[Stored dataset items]

== == ==

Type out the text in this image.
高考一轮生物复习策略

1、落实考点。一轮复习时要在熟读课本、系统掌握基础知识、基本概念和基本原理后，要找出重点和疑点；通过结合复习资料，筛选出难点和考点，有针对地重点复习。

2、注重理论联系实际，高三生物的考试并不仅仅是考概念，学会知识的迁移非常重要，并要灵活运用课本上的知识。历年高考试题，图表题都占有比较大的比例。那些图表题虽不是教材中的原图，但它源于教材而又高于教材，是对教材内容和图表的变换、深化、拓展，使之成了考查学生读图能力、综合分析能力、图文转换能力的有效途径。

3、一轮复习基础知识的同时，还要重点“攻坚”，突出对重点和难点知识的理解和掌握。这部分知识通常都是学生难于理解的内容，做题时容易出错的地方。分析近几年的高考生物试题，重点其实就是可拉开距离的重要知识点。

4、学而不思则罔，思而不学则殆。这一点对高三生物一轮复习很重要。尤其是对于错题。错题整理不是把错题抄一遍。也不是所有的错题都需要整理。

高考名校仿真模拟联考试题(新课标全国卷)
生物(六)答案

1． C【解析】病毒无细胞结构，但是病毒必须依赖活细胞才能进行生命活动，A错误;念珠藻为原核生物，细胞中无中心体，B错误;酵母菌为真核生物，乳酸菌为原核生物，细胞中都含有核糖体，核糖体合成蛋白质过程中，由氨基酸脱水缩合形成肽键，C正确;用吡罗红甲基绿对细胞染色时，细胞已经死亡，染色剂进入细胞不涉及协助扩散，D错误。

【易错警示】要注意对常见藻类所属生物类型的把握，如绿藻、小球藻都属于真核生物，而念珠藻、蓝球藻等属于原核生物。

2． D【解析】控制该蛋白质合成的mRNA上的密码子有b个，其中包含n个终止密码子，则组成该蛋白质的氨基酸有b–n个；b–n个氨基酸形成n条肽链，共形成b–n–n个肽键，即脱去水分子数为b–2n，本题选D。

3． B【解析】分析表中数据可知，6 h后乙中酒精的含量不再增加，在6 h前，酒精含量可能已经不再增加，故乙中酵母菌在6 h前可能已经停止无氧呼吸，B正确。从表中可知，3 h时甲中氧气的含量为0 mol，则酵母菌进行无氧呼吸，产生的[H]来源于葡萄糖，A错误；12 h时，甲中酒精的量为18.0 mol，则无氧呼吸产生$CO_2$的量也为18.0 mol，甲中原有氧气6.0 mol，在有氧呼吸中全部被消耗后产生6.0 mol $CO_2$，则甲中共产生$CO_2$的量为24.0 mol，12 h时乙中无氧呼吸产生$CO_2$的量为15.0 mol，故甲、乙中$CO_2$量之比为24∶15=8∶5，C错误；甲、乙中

== == ==

Write out the records. Leave nothing out and change nothing.

Type out the text in this image.
高考一轮生物复习策略

1、落实考点。一轮复习时要在熟读课本、系统掌握基础知识、基本概念和基本原理后，要找出重点和疑点；通过结合复习资料，筛选出难点和考点，有针对地重点复习。

2、注重理论联系实际，高三生物的考试并不仅仅是考概念，学会知识的迁移非常重要，并要灵活运用课本上的知识。历年高考试题，图表题都占有比较大的比例。那些图表题虽不是教材中的原图，但它源于教材而又高于教材，是对教材内容和图表的变换、深化、拓展，使之成了考查学生读图能力、综合分析能力、图文转换能力的有效途径。

3、一轮复习基础知识的同时，还要重点“攻坚”，突出对重点和难点知识的理解和掌握。这部分知识通常都是学生难于理解的内容，做题时容易出错的地方。分析近几年的高考生物试题，重点其实就是可拉开距离的重要知识点。

4、学而不思则罔，思而不学则殆。这一点对高三生物一轮复习很重要。尤其是对于错题。错题整理不是把错题抄一遍。也不是所有的错题都需要整理。

高考名校仿真模拟联考试题(新课标全国卷)
生物(六)答案

1． C【解析】病毒无细胞结构，但是病毒必须依赖活细胞才能进行生命活动，A错误;念珠藻为原核生物，细胞中无中心体，B错误;酵母菌为真核生物，乳酸菌为原核生物，细胞中都含有核糖体，核糖体合成蛋白质过程中，由氨基酸脱水缩合形成肽键，C正确;用吡罗红甲基绿对细胞染色时，细胞已经死亡，染色剂进入细胞不涉及协助扩散，D错误。

【易错警示】要注意对常见藻类所属生物类型的把握，如绿藻、小球藻都属于真核生物，而念珠藻、蓝球藻等属于原核生物。

2． D【解析】控制该蛋白质合成的mRNA上的密码子有b个，其中包含n个终止密码子，则组成该蛋白质的氨基酸有b–n个；b–n个氨基酸形成n条肽链，共形成b–n–n个肽键，即脱去水分子数为b–2n，本题选D。

3． B【解析】分析表中数据可知，6 h后乙中酒精的含量不再增加，在6 h前，酒精含量可能已经不再增加，故乙中酵母菌在6 h前可能已经停止无氧呼吸，B正确。从表中可知，3 h时甲中氧气的含量为0 mol，则酵母菌进行无氧呼吸，产生的[H]来源于葡萄糖，A错误；12 h时，甲中酒精的量为18.0 mol，则无氧呼吸产生$CO_2$的量也为18.0 mol，甲中原有氧气6.0 mol，在有氧呼吸中全部被消耗后产生6.0 mol $CO_2$，则甲中共产生$CO_2$的量为24.0 mol，12 h时乙中无氧呼吸产生$CO_2$的量为15.0 mol，故甲、乙中$CO_2$量之比为24∶15=8∶5，C错误；甲、乙中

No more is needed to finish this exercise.